§ **Stated goal**
Return each line of the records with nothing changed, pictures excepted.

[Collected data entries]
┄┄┄┄┄┄┄┄┄┄
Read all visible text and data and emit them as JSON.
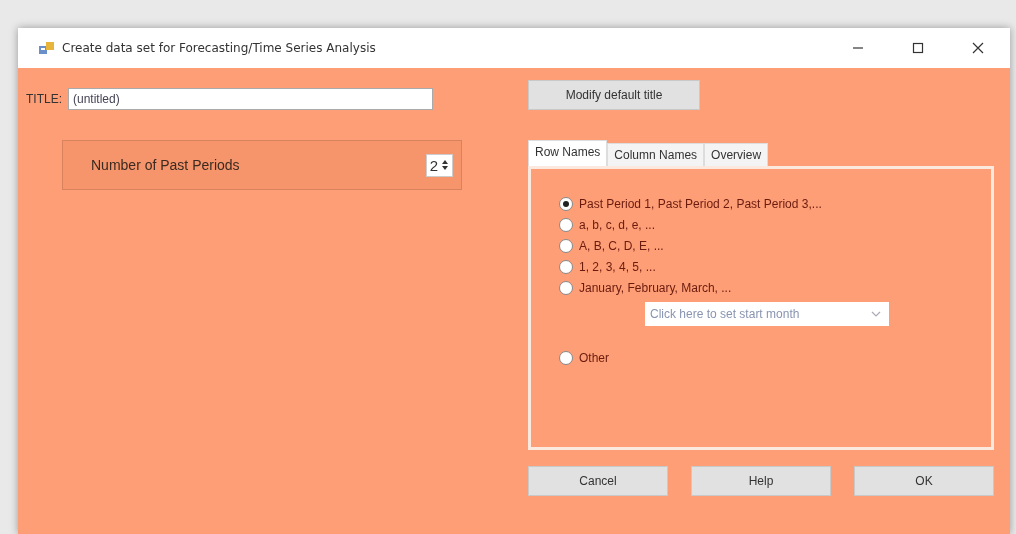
{
  "window": {
    "title": "Create data set for Forecasting/Time Series Analysis"
  },
  "title_field": {
    "label": "TITLE:",
    "value": "(untitled)"
  },
  "periods": {
    "label": "Number of Past Periods",
    "value": "2"
  },
  "modify_button": "Modify default title",
  "tabs": [
    {
      "label": "Row Names",
      "selected": true
    },
    {
      "label": "Column Names",
      "selected": false
    },
    {
      "label": "Overview",
      "selected": false
    }
  ],
  "options": [
    {
      "label": "Past Period 1, Past Period 2, Past Period 3,...",
      "selected": true
    },
    {
      "label": "a, b, c, d, e, ...",
      "selected": false
    },
    {
      "label": "A, B, C, D, E, ...",
      "selected": false
    },
    {
      "label": "1, 2, 3, 4, 5, ...",
      "selected": false
    },
    {
      "label": "January, February, March, ...",
      "selected": false,
      "month_picker": {
        "placeholder": "Click here to set start month"
      }
    },
    {
      "label": "Other",
      "selected": false
    }
  ],
  "buttons": [
    "Cancel",
    "Help",
    "OK"
  ]
}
┄┄┄┄┄┄┄┄┄┄
§ **Solution for this exercise**
Read all visible text and data and emit them as JSON.
{
  "window": {
    "title": "Create data set for Forecasting/Time Series Analysis"
  },
  "title_field": {
    "label": "TITLE:",
    "value": "(untitled)"
  },
  "periods": {
    "label": "Number of Past Periods",
    "value": "2"
  },
  "modify_button": "Modify default title",
  "tabs": [
    {
      "label": "Row Names",
      "selected": true
    },
    {
      "label": "Column Names",
      "selected": false
    },
    {
      "label": "Overview",
      "selected": false
    }
  ],
  "options": [
    {
      "label": "Past Period 1, Past Period 2, Past Period 3,...",
      "selected": true
    },
    {
      "label": "a, b, c, d, e, ...",
      "selected": false
    },
    {
      "label": "A, B, C, D, E, ...",
      "selected": false
    },
    {
      "label": "1, 2, 3, 4, 5, ...",
      "selected": false
    },
    {
      "label": "January, February, March, ...",
      "selected": false,
      "month_picker": {
        "placeholder": "Click here to set start month"
      }
    },
    {
      "label": "Other",
      "selected": false
    }
  ],
  "buttons": [
    "Cancel",
    "Help",
    "OK"
  ]
}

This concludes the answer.